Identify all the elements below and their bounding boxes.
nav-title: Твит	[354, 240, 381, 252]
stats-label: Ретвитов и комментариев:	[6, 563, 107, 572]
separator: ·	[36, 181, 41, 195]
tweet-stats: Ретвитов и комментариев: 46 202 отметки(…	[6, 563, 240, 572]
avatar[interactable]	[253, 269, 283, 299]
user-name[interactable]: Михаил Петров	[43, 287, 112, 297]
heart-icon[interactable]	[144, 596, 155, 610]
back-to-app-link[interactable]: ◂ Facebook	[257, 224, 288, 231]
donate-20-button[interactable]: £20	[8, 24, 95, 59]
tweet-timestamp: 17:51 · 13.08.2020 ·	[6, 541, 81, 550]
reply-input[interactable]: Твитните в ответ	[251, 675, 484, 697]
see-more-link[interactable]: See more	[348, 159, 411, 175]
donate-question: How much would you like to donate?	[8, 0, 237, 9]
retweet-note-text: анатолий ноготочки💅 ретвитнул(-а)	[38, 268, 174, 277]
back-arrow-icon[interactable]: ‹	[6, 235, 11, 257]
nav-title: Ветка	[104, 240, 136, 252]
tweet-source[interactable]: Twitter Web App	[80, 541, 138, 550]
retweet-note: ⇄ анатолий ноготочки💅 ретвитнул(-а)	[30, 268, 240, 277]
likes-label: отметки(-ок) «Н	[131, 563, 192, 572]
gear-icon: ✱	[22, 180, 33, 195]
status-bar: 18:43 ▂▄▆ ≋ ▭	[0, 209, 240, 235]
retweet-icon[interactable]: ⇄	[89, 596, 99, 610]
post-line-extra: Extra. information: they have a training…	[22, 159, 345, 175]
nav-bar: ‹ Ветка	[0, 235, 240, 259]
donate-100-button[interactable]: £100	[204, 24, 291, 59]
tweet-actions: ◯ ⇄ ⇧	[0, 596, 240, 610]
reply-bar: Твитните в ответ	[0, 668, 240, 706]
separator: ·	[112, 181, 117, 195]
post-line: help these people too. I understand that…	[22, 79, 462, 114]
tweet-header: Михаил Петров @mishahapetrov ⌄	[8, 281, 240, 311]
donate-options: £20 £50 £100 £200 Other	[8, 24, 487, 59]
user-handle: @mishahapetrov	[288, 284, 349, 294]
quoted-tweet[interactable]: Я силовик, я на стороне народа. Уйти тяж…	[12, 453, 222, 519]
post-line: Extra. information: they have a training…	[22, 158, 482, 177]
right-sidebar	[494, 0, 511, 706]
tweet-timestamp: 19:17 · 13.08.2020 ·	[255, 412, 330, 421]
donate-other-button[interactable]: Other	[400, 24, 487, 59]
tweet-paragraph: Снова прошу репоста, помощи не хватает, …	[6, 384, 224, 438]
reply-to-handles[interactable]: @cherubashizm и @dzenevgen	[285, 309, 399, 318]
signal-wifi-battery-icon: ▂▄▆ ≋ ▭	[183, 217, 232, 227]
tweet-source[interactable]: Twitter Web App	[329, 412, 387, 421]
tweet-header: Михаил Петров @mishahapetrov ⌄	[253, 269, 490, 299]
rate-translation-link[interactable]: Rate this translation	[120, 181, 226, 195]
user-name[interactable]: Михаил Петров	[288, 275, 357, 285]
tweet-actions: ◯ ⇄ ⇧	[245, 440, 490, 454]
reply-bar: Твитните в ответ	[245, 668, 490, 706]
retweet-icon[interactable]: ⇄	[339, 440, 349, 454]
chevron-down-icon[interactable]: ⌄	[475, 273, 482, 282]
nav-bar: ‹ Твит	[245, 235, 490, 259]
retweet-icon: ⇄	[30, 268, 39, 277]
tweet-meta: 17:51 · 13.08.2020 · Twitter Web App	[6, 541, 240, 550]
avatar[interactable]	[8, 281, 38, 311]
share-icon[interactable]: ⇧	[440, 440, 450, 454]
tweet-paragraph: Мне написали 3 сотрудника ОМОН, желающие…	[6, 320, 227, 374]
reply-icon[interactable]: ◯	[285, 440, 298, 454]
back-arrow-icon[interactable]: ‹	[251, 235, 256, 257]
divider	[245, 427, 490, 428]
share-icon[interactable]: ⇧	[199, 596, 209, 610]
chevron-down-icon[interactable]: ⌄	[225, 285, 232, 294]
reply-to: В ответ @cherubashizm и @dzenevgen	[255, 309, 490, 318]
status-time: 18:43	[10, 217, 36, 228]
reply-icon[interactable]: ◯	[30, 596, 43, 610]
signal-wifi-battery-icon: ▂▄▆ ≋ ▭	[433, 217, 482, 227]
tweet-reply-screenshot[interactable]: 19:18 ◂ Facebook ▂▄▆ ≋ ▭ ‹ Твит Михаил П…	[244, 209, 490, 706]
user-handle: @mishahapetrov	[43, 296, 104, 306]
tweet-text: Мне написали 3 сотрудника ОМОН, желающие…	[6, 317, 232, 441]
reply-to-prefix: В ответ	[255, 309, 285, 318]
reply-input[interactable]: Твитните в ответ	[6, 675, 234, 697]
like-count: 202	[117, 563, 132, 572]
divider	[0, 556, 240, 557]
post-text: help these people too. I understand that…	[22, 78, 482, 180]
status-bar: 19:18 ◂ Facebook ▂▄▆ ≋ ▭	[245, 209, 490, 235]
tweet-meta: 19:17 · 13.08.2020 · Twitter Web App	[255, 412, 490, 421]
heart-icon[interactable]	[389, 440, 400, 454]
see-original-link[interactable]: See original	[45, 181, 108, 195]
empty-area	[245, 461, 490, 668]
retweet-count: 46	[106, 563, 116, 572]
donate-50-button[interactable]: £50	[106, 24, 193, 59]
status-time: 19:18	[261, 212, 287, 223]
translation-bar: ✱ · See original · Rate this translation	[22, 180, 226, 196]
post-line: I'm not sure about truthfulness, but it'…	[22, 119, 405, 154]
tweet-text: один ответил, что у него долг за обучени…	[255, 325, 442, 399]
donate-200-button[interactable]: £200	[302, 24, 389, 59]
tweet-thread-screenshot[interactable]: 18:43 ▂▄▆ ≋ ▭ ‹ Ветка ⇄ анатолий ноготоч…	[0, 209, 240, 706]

● **What the task requires**
Copy the records from their first line through the line containing "status-bar: 18:43 ▂▄▆", and swap every "nav-title" for "header-title" without changing anything else.

● **Result**
Identify all the elements below and their bounding boxes.
header-title: Твит	[354, 240, 381, 252]
stats-label: Ретвитов и комментариев:	[6, 563, 107, 572]
separator: ·	[36, 181, 41, 195]
tweet-stats: Ретвитов и комментариев: 46 202 отметки(…	[6, 563, 240, 572]
avatar[interactable]	[253, 269, 283, 299]
user-name[interactable]: Михаил Петров	[43, 287, 112, 297]
heart-icon[interactable]	[144, 596, 155, 610]
back-to-app-link[interactable]: ◂ Facebook	[257, 224, 288, 231]
donate-20-button[interactable]: £20	[8, 24, 95, 59]
tweet-timestamp: 17:51 · 13.08.2020 ·	[6, 541, 81, 550]
reply-input[interactable]: Твитните в ответ	[251, 675, 484, 697]
see-more-link[interactable]: See more	[348, 159, 411, 175]
donate-question: How much would you like to donate?	[8, 0, 237, 9]
retweet-note-text: анатолий ноготочки💅 ретвитнул(-а)	[38, 268, 174, 277]
back-arrow-icon[interactable]: ‹	[6, 235, 11, 257]
header-title: Ветка	[104, 240, 136, 252]
tweet-source[interactable]: Twitter Web App	[80, 541, 138, 550]
retweet-note: ⇄ анатолий ноготочки💅 ретвитнул(-а)	[30, 268, 240, 277]
likes-label: отметки(-ок) «Н	[131, 563, 192, 572]
gear-icon: ✱	[22, 180, 33, 195]
status-bar: 18:43 ▂▄▆ ≋ ▭	[0, 209, 240, 235]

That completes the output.